## Source data
[Start of Attachment]

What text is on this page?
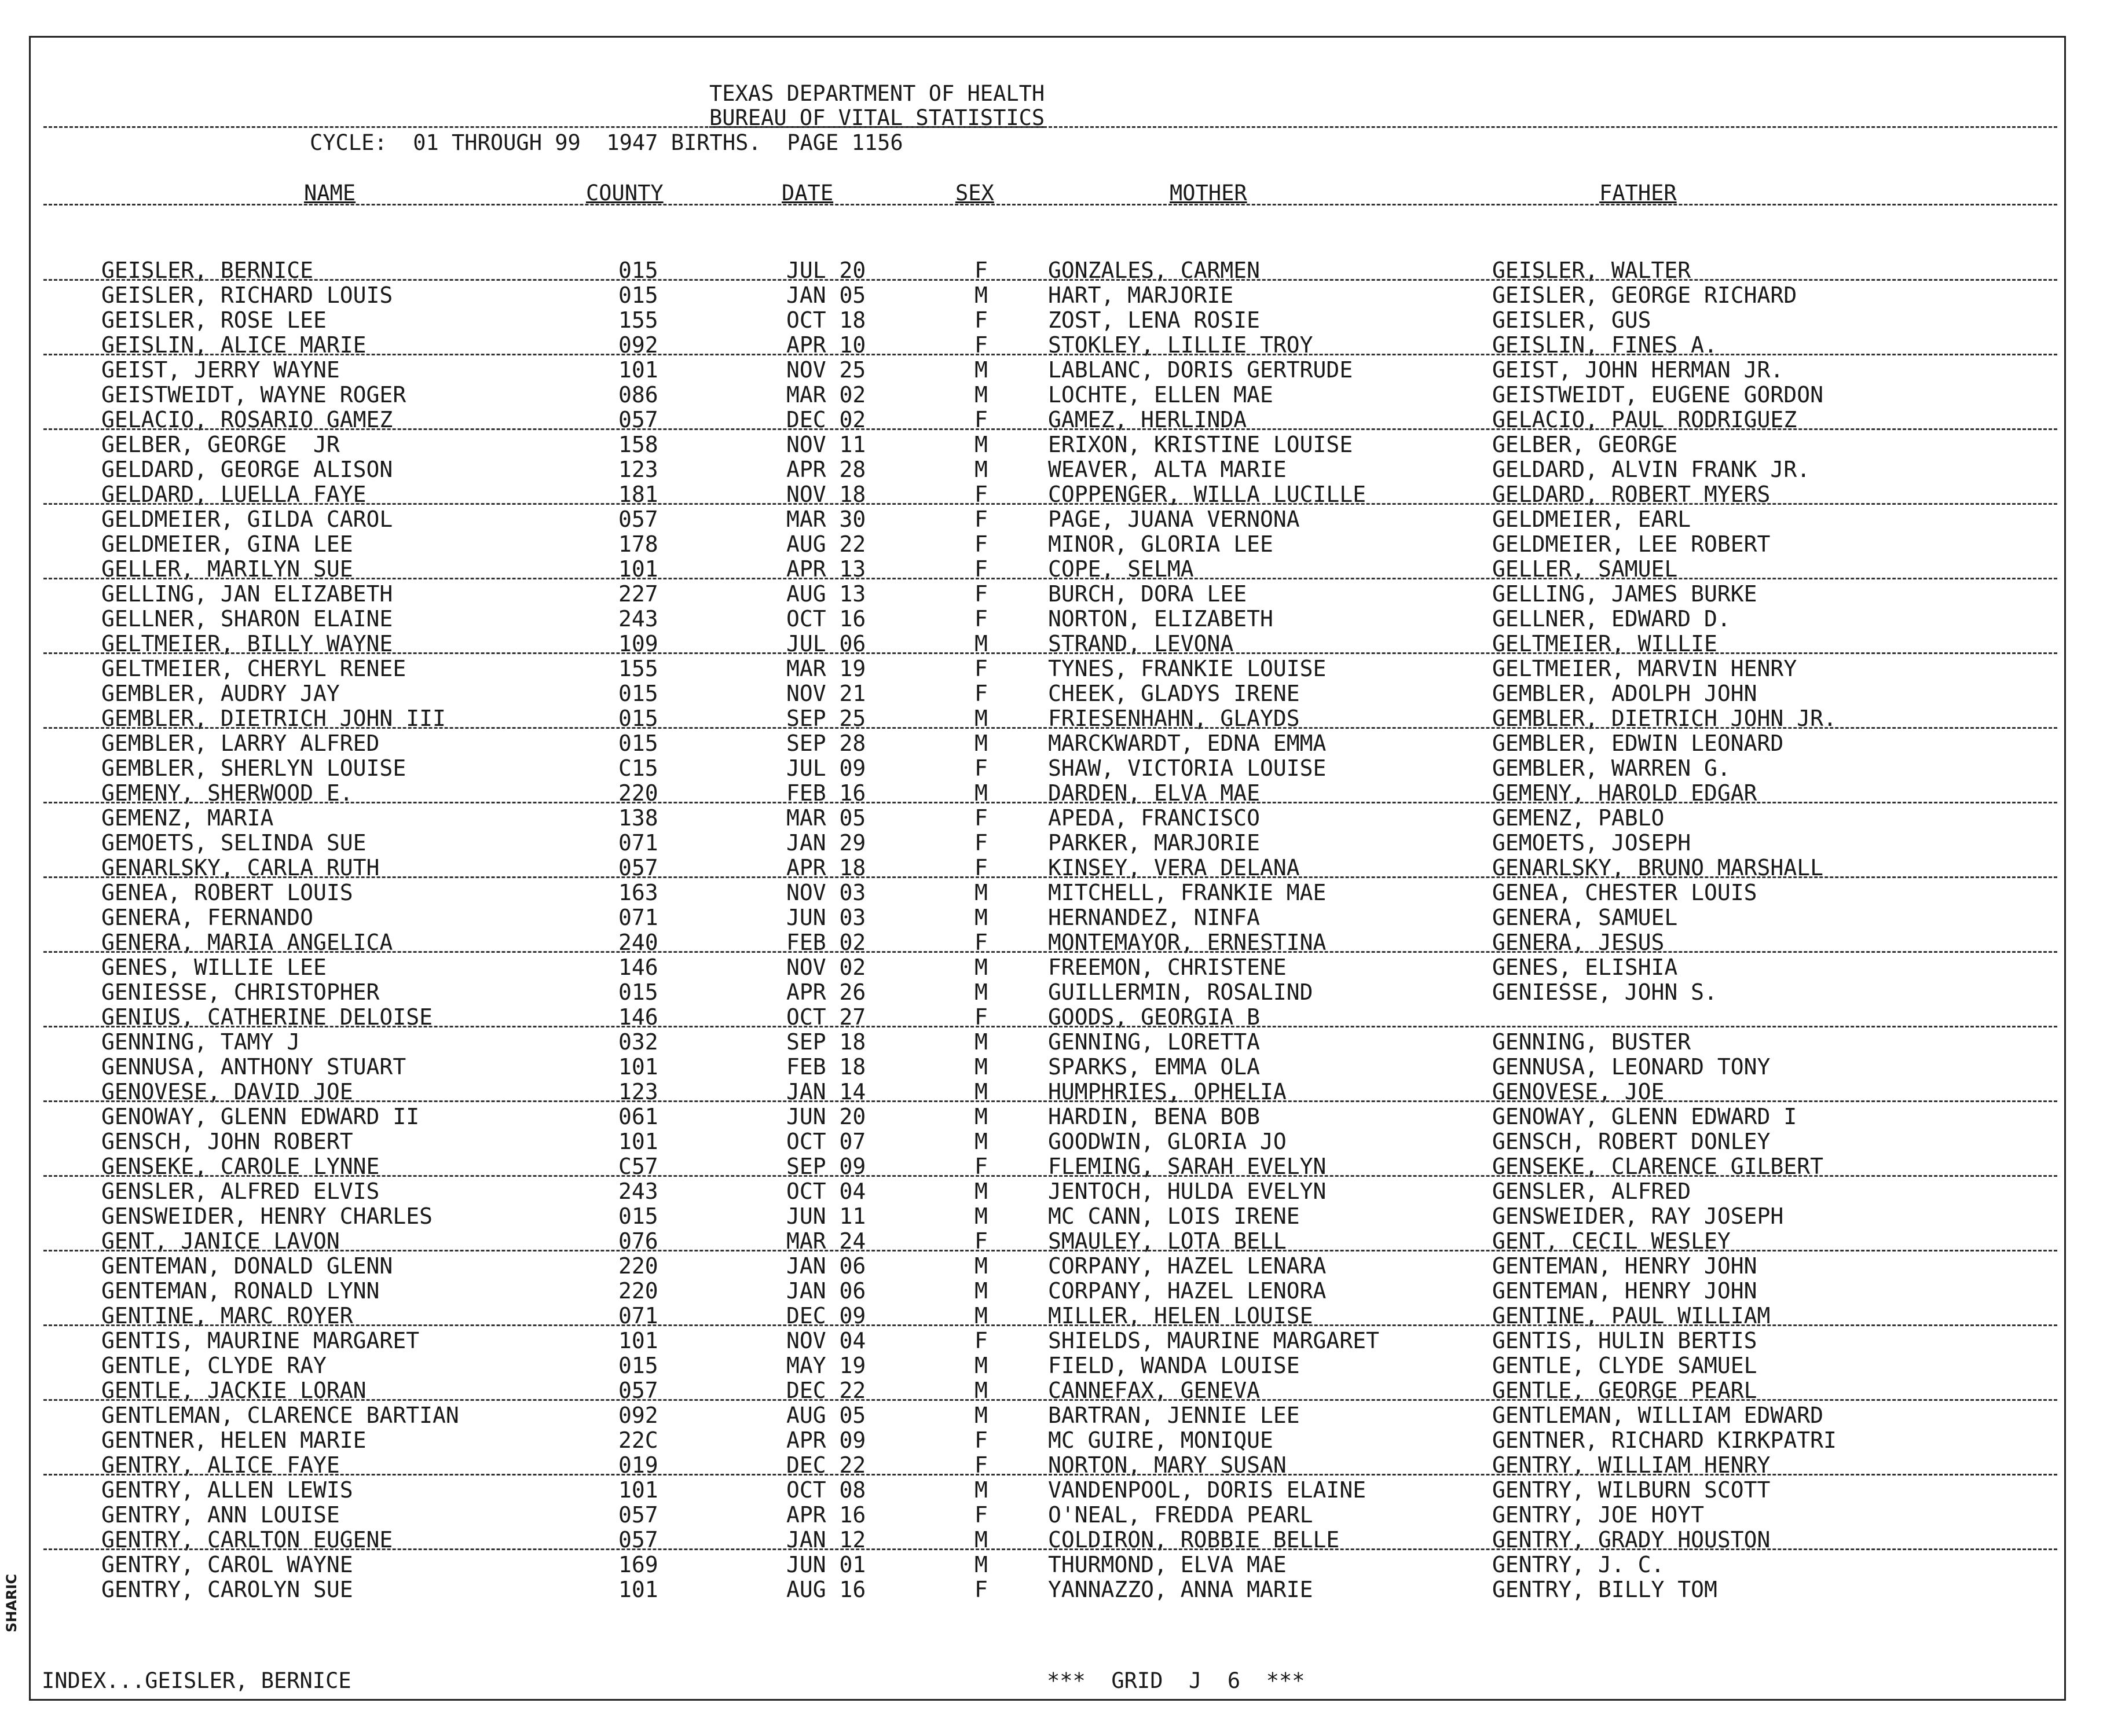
TEXAS DEPARTMENT OF HEALTH
BUREAU OF VITAL STATISTICS
CYCLE:  01 THROUGH 99  1947 BIRTHS.  PAGE 1156
NAME	COUNTY	DATE	SEX	MOTHER	FATHER
GEISLER, BERNICE	015	JUL 20	F	GONZALES, CARMEN	GEISLER, WALTER
GEISLER, RICHARD LOUIS	015	JAN 05	M	HART, MARJORIE	GEISLER, GEORGE RICHARD
GEISLER, ROSE LEE	155	OCT 18	F	ZOST, LENA ROSIE	GEISLER, GUS
GEISLIN, ALICE MARIE	092	APR 10	F	STOKLEY, LILLIE TROY	GEISLIN, FINES A.
GEIST, JERRY WAYNE	101	NOV 25	M	LABLANC, DORIS GERTRUDE	GEIST, JOHN HERMAN JR.
GEISTWEIDT, WAYNE ROGER	086	MAR 02	M	LOCHTE, ELLEN MAE	GEISTWEIDT, EUGENE GORDON
GELACIO, ROSARIO GAMEZ	057	DEC 02	F	GAMEZ, HERLINDA	GELACIO, PAUL RODRIGUEZ
GELBER, GEORGE  JR	158	NOV 11	M	ERIXON, KRISTINE LOUISE	GELBER, GEORGE
GELDARD, GEORGE ALISON	123	APR 28	M	WEAVER, ALTA MARIE	GELDARD, ALVIN FRANK JR.
GELDARD, LUELLA FAYE	181	NOV 18	F	COPPENGER, WILLA LUCILLE	GELDARD, ROBERT MYERS
GELDMEIER, GILDA CAROL	057	MAR 30	F	PAGE, JUANA VERNONA	GELDMEIER, EARL
GELDMEIER, GINA LEE	178	AUG 22	F	MINOR, GLORIA LEE	GELDMEIER, LEE ROBERT
GELLER, MARILYN SUE	101	APR 13	F	COPE, SELMA	GELLER, SAMUEL
GELLING, JAN ELIZABETH	227	AUG 13	F	BURCH, DORA LEE	GELLING, JAMES BURKE
GELLNER, SHARON ELAINE	243	OCT 16	F	NORTON, ELIZABETH	GELLNER, EDWARD D.
GELTMEIER, BILLY WAYNE	109	JUL 06	M	STRAND, LEVONA	GELTMEIER, WILLIE
GELTMEIER, CHERYL RENEE	155	MAR 19	F	TYNES, FRANKIE LOUISE	GELTMEIER, MARVIN HENRY
GEMBLER, AUDRY JAY	015	NOV 21	F	CHEEK, GLADYS IRENE	GEMBLER, ADOLPH JOHN
GEMBLER, DIETRICH JOHN III	015	SEP 25	M	FRIESENHAHN, GLAYDS	GEMBLER, DIETRICH JOHN JR.
GEMBLER, LARRY ALFRED	015	SEP 28	M	MARCKWARDT, EDNA EMMA	GEMBLER, EDWIN LEONARD
GEMBLER, SHERLYN LOUISE	C15	JUL 09	F	SHAW, VICTORIA LOUISE	GEMBLER, WARREN G.
GEMENY, SHERWOOD E.	220	FEB 16	M	DARDEN, ELVA MAE	GEMENY, HAROLD EDGAR
GEMENZ, MARIA	138	MAR 05	F	APEDA, FRANCISCO	GEMENZ, PABLO
GEMOETS, SELINDA SUE	071	JAN 29	F	PARKER, MARJORIE	GEMOETS, JOSEPH
GENARLSKY, CARLA RUTH	057	APR 18	F	KINSEY, VERA DELANA	GENARLSKY, BRUNO MARSHALL
GENEA, ROBERT LOUIS	163	NOV 03	M	MITCHELL, FRANKIE MAE	GENEA, CHESTER LOUIS
GENERA, FERNANDO	071	JUN 03	M	HERNANDEZ, NINFA	GENERA, SAMUEL
GENERA, MARIA ANGELICA	240	FEB 02	F	MONTEMAYOR, ERNESTINA	GENERA, JESUS
GENES, WILLIE LEE	146	NOV 02	M	FREEMON, CHRISTENE	GENES, ELISHIA
GENIESSE, CHRISTOPHER	015	APR 26	M	GUILLERMIN, ROSALIND	GENIESSE, JOHN S.
GENIUS, CATHERINE DELOISE	146	OCT 27	F	GOODS, GEORGIA B
GENNING, TAMY J	032	SEP 18	M	GENNING, LORETTA	GENNING, BUSTER
GENNUSA, ANTHONY STUART	101	FEB 18	M	SPARKS, EMMA OLA	GENNUSA, LEONARD TONY
GENOVESE, DAVID JOE	123	JAN 14	M	HUMPHRIES, OPHELIA	GENOVESE, JOE
GENOWAY, GLENN EDWARD II	061	JUN 20	M	HARDIN, BENA BOB	GENOWAY, GLENN EDWARD I
GENSCH, JOHN ROBERT	101	OCT 07	M	GOODWIN, GLORIA JO	GENSCH, ROBERT DONLEY
GENSEKE, CAROLE LYNNE	C57	SEP 09	F	FLEMING, SARAH EVELYN	GENSEKE, CLARENCE GILBERT
GENSLER, ALFRED ELVIS	243	OCT 04	M	JENTOCH, HULDA EVELYN	GENSLER, ALFRED
GENSWEIDER, HENRY CHARLES	015	JUN 11	M	MC CANN, LOIS IRENE	GENSWEIDER, RAY JOSEPH
GENT, JANICE LAVON	076	MAR 24	F	SMAULEY, LOTA BELL	GENT, CECIL WESLEY
GENTEMAN, DONALD GLENN	220	JAN 06	M	CORPANY, HAZEL LENARA	GENTEMAN, HENRY JOHN
GENTEMAN, RONALD LYNN	220	JAN 06	M	CORPANY, HAZEL LENORA	GENTEMAN, HENRY JOHN
GENTINE, MARC ROYER	071	DEC 09	M	MILLER, HELEN LOUISE	GENTINE, PAUL WILLIAM
GENTIS, MAURINE MARGARET	101	NOV 04	F	SHIELDS, MAURINE MARGARET	GENTIS, HULIN BERTIS
GENTLE, CLYDE RAY	015	MAY 19	M	FIELD, WANDA LOUISE	GENTLE, CLYDE SAMUEL
GENTLE, JACKIE LORAN	057	DEC 22	M	CANNEFAX, GENEVA	GENTLE, GEORGE PEARL
GENTLEMAN, CLARENCE BARTIAN	092	AUG 05	M	BARTRAN, JENNIE LEE	GENTLEMAN, WILLIAM EDWARD
GENTNER, HELEN MARIE	22C	APR 09	F	MC GUIRE, MONIQUE	GENTNER, RICHARD KIRKPATRI
GENTRY, ALICE FAYE	019	DEC 22	F	NORTON, MARY SUSAN	GENTRY, WILLIAM HENRY
GENTRY, ALLEN LEWIS	101	OCT 08	M	VANDENPOOL, DORIS ELAINE	GENTRY, WILBURN SCOTT
GENTRY, ANN LOUISE	057	APR 16	F	O'NEAL, FREDDA PEARL	GENTRY, JOE HOYT
GENTRY, CARLTON EUGENE	057	JAN 12	M	COLDIRON, ROBBIE BELLE	GENTRY, GRADY HOUSTON
GENTRY, CAROL WAYNE	169	JUN 01	M	THURMOND, ELVA MAE	GENTRY, J. C.
GENTRY, CAROLYN SUE	101	AUG 16	F	YANNAZZO, ANNA MARIE	GENTRY, BILLY TOM
INDEX...GEISLER, BERNICE	***  GRID  J  6  ***
SHARIC
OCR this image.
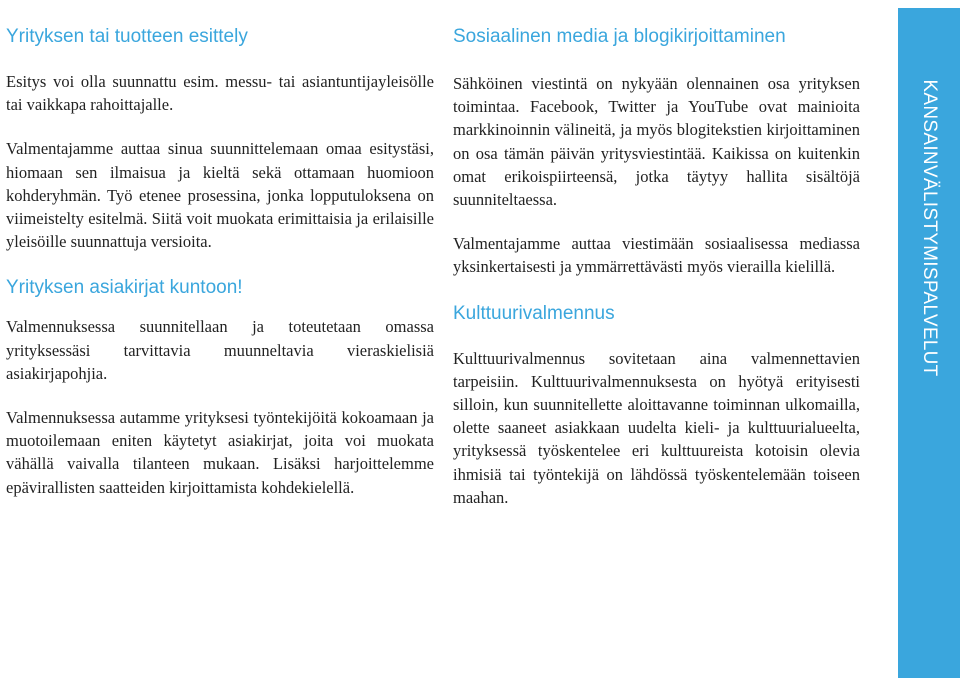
Yrityksen tai tuotteen esittely

Esitys voi olla suunnattu esim. messu- tai asiantuntijayleisölle tai vaikkapa rahoittajalle.

Valmentajamme auttaa sinua suunnittelemaan omaa esitystäsi, hiomaan sen ilmaisua ja kieltä sekä ottamaan huomioon kohderyhmän. Työ etenee prosessina, jonka lopputuloksena on viimeistelty esitelmä. Siitä voit muokata erimittaisia ja erilaisille yleisöille suunnattuja versioita.

Yrityksen asiakirjat kuntoon!

Valmennuksessa suunnitellaan ja toteutetaan omassa yrityksessäsi tarvittavia muunneltavia vieraskielisiä asiakirjapohjia.

Valmennuksessa autamme yrityksesi työntekijöitä kokoamaan ja muotoilemaan eniten käytetyt asiakirjat, joita voi muokata vähällä vaivalla tilanteen mukaan. Lisäksi harjoittelemme epävirallisten saatteiden kirjoittamista kohdekielellä.

Sosiaalinen media ja blogikirjoittaminen

Sähköinen viestintä on nykyään olennainen osa yrityksen toimintaa. Facebook, Twitter ja YouTube ovat mainioita markkinoinnin välineitä, ja myös blogitekstien kirjoittaminen on osa tämän päivän yritysviestintää. Kaikissa on kuitenkin omat erikoispiirteensä, jotka täytyy hallita sisältöjä suunniteltaessa.

Valmentajamme auttaa viestimään sosiaalisessa mediassa yksinkertaisesti ja ymmärrettävästi myös vierailla kielillä.

Kulttuurivalmennus

Kulttuurivalmennus sovitetaan aina valmennettavien tarpeisiin. Kulttuurivalmennuksesta on hyötyä erityisesti silloin, kun suunnitellette aloittavanne toiminnan ulkomailla, olette saaneet asiakkaan uudelta kieli- ja kulttuurialueelta, yrityksessä työskentelee eri kulttuureista kotoisin olevia ihmisiä tai työntekijä on lähdössä työskentelemään toiseen maahan.

KANSAINVÄLISTYMISPALVELUT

[End of Attachment]

## What to produce
What lines above hold the word "asiakirjat"? List them all.

## Expected answer
Yrityksen asiakirjat kuntoon!
Valmennuksessa autamme yrityksesi työntekijöitä kokoamaan ja muotoilemaan eniten käytetyt asiakirjat, joita voi muokata vähällä vaivalla tilanteen mukaan. Lisäksi harjoittelemme epävirallisten saatteiden kirjoittamista kohdekielellä.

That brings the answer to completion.